__To be done__
Render the following material again verbatim, leaving nothing out.

__Excerpted records__
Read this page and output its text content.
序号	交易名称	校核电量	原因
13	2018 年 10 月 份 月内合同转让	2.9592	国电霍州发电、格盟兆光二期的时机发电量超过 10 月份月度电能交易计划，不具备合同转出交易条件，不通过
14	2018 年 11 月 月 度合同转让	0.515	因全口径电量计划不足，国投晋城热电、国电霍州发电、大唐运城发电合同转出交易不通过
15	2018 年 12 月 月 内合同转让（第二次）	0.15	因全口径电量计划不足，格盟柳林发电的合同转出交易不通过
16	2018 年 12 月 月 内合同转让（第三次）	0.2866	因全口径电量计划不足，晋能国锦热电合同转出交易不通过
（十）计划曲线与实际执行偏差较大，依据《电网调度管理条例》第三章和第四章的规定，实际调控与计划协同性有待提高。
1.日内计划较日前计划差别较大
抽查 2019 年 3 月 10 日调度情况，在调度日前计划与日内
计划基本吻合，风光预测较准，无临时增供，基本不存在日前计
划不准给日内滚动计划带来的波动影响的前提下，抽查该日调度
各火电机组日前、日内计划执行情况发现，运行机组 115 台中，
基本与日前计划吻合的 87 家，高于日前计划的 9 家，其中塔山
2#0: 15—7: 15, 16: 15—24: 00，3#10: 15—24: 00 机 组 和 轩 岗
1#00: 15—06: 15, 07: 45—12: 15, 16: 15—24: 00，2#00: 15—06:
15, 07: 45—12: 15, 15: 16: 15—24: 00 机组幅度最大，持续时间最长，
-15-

__Task output__
Read this page and output its text content.
序号	交易名称	校核电量	原因
13	2018 年 10 月 份 月内合同转让	2.9592	国电霍州发电、格盟兆光二期的时机发电量超过 10 月份月度电能交易计划，不具备合同转出交易条件，不通过
14	2018 年 11 月 月 度合同转让	0.515	因全口径电量计划不足，国投晋城热电、国电霍州发电、大唐运城发电合同转出交易不通过
15	2018 年 12 月 月 内合同转让（第二次）	0.15	因全口径电量计划不足，格盟柳林发电的合同转出交易不通过
16	2018 年 12 月 月 内合同转让（第三次）	0.2866	因全口径电量计划不足，晋能国锦热电合同转出交易不通过
（十）计划曲线与实际执行偏差较大，依据《电网调度管理条例》第三章和第四章的规定，实际调控与计划协同性有待提高。
1.日内计划较日前计划差别较大
抽查 2019 年 3 月 10 日调度情况，在调度日前计划与日内
计划基本吻合，风光预测较准，无临时增供，基本不存在日前计
划不准给日内滚动计划带来的波动影响的前提下，抽查该日调度
各火电机组日前、日内计划执行情况发现，运行机组 115 台中，
基本与日前计划吻合的 87 家，高于日前计划的 9 家，其中塔山
2#0: 15—7: 15, 16: 15—24: 00，3#10: 15—24: 00 机 组 和 轩 岗
1#00: 15—06: 15, 07: 45—12: 15, 16: 15—24: 00，2#00: 15—06:
15, 07: 45—12: 15, 15: 16: 15—24: 00 机组幅度最大，持续时间最长，
-15-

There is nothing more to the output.